**Task to complete:** Transcribe the listing that follows in full, omitting pictures.

**Material to process:**
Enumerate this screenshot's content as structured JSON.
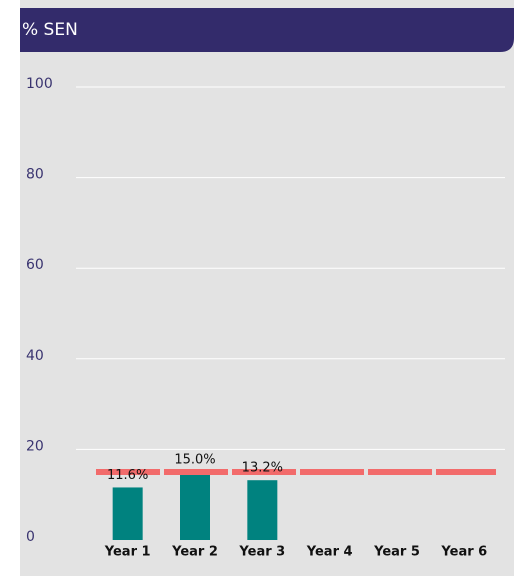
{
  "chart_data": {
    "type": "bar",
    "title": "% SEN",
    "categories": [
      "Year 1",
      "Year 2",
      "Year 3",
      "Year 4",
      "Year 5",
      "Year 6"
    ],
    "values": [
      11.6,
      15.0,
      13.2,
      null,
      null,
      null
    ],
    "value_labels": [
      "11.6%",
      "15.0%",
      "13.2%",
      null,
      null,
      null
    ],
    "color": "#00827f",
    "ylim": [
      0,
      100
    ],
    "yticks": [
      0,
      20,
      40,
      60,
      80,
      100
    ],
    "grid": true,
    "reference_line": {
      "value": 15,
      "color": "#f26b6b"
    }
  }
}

**Finished task:**
Enumerate this screenshot's content as structured JSON.
{
  "chart_data": {
    "type": "bar",
    "title": "% SEN",
    "categories": [
      "Year 1",
      "Year 2",
      "Year 3",
      "Year 4",
      "Year 5",
      "Year 6"
    ],
    "values": [
      11.6,
      15.0,
      13.2,
      null,
      null,
      null
    ],
    "value_labels": [
      "11.6%",
      "15.0%",
      "13.2%",
      null,
      null,
      null
    ],
    "color": "#00827f",
    "ylim": [
      0,
      100
    ],
    "yticks": [
      0,
      20,
      40,
      60,
      80,
      100
    ],
    "grid": true,
    "reference_line": {
      "value": 15,
      "color": "#f26b6b"
    }
  }
}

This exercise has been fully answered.